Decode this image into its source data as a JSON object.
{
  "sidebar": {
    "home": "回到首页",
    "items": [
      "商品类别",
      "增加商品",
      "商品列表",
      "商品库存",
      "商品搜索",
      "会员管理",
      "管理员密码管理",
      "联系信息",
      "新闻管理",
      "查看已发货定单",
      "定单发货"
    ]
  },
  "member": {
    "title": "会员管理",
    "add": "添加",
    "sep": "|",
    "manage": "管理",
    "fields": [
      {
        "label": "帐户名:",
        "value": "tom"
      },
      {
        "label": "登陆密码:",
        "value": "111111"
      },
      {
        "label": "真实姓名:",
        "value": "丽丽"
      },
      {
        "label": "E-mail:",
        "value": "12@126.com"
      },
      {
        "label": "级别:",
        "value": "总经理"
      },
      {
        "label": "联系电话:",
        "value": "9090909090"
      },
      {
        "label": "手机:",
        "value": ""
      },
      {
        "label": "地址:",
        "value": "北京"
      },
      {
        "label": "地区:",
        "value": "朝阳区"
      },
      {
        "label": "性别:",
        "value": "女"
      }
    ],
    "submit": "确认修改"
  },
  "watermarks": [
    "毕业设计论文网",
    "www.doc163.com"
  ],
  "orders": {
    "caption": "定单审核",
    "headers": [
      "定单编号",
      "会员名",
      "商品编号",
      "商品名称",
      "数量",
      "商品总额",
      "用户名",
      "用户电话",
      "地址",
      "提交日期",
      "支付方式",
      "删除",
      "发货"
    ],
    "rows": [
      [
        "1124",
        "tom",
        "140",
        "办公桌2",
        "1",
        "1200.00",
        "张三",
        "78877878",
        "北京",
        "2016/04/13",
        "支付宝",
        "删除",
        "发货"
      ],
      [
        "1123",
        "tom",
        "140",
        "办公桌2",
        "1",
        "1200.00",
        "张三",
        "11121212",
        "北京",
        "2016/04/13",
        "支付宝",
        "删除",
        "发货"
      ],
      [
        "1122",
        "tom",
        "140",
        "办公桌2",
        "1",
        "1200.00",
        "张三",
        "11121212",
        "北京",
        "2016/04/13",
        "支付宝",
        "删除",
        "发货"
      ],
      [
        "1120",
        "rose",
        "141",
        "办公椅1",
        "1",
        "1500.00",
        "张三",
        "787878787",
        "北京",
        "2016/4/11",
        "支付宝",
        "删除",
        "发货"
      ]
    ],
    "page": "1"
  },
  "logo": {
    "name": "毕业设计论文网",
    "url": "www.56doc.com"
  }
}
-------
Repeat all the entries word for word.

Decode this image into its source data as a JSON object.
{
  "sidebar": {
    "home": "回到首页",
    "items": [
      "商品类别",
      "增加商品",
      "商品列表",
      "商品库存",
      "商品搜索",
      "会员管理",
      "管理员密码管理",
      "联系信息",
      "新闻管理",
      "查看已发货定单",
      "定单发货"
    ]
  },
  "member": {
    "title": "会员管理",
    "add": "添加",
    "sep": "|",
    "manage": "管理",
    "fields": [
      {
        "label": "帐户名:",
        "value": "tom"
      },
      {
        "label": "登陆密码:",
        "value": "111111"
      },
      {
        "label": "真实姓名:",
        "value": "丽丽"
      },
      {
        "label": "E-mail:",
        "value": "12@126.com"
      },
      {
        "label": "级别:",
        "value": "总经理"
      },
      {
        "label": "联系电话:",
        "value": "9090909090"
      },
      {
        "label": "手机:",
        "value": ""
      },
      {
        "label": "地址:",
        "value": "北京"
      },
      {
        "label": "地区:",
        "value": "朝阳区"
      },
      {
        "label": "性别:",
        "value": "女"
      }
    ],
    "submit": "确认修改"
  },
  "watermarks": [
    "毕业设计论文网",
    "www.doc163.com"
  ],
  "orders": {
    "caption": "定单审核",
    "headers": [
      "定单编号",
      "会员名",
      "商品编号",
      "商品名称",
      "数量",
      "商品总额",
      "用户名",
      "用户电话",
      "地址",
      "提交日期",
      "支付方式",
      "删除",
      "发货"
    ],
    "rows": [
      [
        "1124",
        "tom",
        "140",
        "办公桌2",
        "1",
        "1200.00",
        "张三",
        "78877878",
        "北京",
        "2016/04/13",
        "支付宝",
        "删除",
        "发货"
      ],
      [
        "1123",
        "tom",
        "140",
        "办公桌2",
        "1",
        "1200.00",
        "张三",
        "11121212",
        "北京",
        "2016/04/13",
        "支付宝",
        "删除",
        "发货"
      ],
      [
        "1122",
        "tom",
        "140",
        "办公桌2",
        "1",
        "1200.00",
        "张三",
        "11121212",
        "北京",
        "2016/04/13",
        "支付宝",
        "删除",
        "发货"
      ],
      [
        "1120",
        "rose",
        "141",
        "办公椅1",
        "1",
        "1500.00",
        "张三",
        "787878787",
        "北京",
        "2016/4/11",
        "支付宝",
        "删除",
        "发货"
      ]
    ],
    "page": "1"
  },
  "logo": {
    "name": "毕业设计论文网",
    "url": "www.56doc.com"
  }
}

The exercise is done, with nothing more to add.